SUPPLIED MATERIAL ->
◇ ◇ ◇
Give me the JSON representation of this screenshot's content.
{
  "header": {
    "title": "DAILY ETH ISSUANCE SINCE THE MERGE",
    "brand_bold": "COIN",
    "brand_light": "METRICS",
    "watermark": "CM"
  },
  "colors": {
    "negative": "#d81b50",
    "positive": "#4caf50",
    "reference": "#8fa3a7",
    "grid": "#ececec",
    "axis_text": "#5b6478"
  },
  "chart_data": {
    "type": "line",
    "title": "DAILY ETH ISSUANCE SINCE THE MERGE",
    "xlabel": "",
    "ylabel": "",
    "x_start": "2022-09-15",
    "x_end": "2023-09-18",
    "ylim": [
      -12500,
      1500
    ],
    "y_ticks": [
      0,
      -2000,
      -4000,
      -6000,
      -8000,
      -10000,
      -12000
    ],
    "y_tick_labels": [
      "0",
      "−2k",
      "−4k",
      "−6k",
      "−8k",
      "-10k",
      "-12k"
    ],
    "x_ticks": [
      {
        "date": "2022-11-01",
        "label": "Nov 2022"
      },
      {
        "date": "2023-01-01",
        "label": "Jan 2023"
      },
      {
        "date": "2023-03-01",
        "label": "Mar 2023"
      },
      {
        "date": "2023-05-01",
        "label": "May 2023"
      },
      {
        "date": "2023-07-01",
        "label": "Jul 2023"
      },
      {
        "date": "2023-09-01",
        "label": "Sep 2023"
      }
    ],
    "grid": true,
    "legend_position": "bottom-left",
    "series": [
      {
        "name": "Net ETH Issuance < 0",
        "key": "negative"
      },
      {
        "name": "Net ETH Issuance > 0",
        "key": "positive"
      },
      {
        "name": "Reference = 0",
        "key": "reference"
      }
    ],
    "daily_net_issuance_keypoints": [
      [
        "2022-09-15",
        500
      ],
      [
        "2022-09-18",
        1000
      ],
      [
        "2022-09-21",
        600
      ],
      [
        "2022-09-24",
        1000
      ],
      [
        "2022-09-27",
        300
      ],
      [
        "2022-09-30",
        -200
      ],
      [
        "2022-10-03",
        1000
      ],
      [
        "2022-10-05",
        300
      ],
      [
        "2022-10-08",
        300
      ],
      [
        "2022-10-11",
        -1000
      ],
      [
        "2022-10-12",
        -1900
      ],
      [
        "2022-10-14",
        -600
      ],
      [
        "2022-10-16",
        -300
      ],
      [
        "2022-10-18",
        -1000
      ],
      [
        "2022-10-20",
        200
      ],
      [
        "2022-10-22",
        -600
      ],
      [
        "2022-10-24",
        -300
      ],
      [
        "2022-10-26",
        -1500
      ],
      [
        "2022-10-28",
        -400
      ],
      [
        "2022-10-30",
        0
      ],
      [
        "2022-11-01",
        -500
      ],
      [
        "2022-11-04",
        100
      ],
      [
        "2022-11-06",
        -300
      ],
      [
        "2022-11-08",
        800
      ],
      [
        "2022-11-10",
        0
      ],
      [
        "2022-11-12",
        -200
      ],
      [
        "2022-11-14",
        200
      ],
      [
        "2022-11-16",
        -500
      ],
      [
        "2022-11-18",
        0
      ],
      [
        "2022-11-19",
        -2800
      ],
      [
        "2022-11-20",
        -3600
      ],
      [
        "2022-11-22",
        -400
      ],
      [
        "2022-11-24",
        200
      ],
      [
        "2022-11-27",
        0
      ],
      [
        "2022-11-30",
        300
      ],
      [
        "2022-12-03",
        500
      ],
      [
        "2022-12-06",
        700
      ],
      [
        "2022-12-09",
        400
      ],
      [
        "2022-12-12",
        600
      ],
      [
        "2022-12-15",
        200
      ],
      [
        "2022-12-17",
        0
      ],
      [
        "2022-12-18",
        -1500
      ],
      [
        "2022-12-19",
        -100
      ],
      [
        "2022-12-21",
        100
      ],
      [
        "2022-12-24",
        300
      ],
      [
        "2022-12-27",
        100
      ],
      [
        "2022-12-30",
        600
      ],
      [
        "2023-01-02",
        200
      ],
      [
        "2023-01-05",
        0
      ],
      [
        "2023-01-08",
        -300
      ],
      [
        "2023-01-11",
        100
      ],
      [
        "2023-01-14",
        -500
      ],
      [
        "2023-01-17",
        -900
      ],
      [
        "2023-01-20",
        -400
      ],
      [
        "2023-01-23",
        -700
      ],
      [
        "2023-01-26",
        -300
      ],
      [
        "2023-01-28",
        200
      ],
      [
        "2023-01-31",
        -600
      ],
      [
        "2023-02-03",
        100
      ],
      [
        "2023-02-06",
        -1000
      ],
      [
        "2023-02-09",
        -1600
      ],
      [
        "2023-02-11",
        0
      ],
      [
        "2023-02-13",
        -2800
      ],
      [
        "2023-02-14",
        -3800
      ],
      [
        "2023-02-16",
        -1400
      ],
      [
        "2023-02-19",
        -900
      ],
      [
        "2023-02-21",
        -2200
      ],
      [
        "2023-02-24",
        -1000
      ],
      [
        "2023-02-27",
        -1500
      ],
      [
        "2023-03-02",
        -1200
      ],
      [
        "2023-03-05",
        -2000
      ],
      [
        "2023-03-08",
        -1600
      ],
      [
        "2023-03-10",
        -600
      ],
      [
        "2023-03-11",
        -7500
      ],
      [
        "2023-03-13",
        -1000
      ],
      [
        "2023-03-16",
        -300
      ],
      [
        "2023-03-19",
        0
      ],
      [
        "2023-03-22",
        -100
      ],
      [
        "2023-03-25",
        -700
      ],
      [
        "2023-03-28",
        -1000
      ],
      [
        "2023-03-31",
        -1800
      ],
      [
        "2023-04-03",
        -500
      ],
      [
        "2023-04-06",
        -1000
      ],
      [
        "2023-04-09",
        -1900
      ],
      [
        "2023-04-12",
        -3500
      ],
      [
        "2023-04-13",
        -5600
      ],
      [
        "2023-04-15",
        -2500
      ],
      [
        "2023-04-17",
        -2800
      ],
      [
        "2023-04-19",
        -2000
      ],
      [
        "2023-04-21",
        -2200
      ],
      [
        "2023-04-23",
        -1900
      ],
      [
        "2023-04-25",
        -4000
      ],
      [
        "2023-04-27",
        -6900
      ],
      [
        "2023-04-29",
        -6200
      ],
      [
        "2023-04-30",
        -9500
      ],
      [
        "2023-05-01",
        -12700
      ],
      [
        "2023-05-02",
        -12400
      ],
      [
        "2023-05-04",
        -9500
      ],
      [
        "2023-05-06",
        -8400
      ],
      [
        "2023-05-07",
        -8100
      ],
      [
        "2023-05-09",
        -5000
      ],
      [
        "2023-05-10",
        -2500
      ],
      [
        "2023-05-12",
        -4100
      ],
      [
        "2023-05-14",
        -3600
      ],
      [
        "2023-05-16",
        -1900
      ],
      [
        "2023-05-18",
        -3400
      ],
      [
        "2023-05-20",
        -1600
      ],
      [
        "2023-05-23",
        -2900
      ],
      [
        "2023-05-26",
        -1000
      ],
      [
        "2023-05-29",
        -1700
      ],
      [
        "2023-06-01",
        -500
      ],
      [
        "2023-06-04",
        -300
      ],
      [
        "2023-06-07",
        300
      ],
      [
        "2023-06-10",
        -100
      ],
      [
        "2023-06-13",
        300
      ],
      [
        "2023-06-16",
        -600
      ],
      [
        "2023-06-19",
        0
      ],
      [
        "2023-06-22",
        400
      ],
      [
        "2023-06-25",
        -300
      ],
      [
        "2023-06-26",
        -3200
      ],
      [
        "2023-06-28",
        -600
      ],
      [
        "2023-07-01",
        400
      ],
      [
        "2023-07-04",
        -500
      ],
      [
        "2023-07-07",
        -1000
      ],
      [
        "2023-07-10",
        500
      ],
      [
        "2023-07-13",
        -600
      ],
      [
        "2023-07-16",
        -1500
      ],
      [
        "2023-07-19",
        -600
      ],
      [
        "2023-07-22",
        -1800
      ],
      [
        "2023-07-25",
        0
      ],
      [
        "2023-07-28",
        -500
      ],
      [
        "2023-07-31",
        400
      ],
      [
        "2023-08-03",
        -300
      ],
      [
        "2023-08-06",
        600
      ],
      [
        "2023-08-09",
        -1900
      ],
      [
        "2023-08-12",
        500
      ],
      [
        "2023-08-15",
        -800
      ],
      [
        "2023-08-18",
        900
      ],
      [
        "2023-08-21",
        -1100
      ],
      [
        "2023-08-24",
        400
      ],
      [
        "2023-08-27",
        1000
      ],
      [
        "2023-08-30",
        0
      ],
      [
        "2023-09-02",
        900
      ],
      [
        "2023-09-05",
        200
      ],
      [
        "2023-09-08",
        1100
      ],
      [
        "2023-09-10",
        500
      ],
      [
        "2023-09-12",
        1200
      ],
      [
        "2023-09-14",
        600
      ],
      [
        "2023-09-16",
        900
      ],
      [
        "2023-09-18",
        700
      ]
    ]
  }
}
◇ ◇ ◇
The word "name" may turn up on some lines of these records; say how many, with no other words.

RIGHT ANSWER -> 3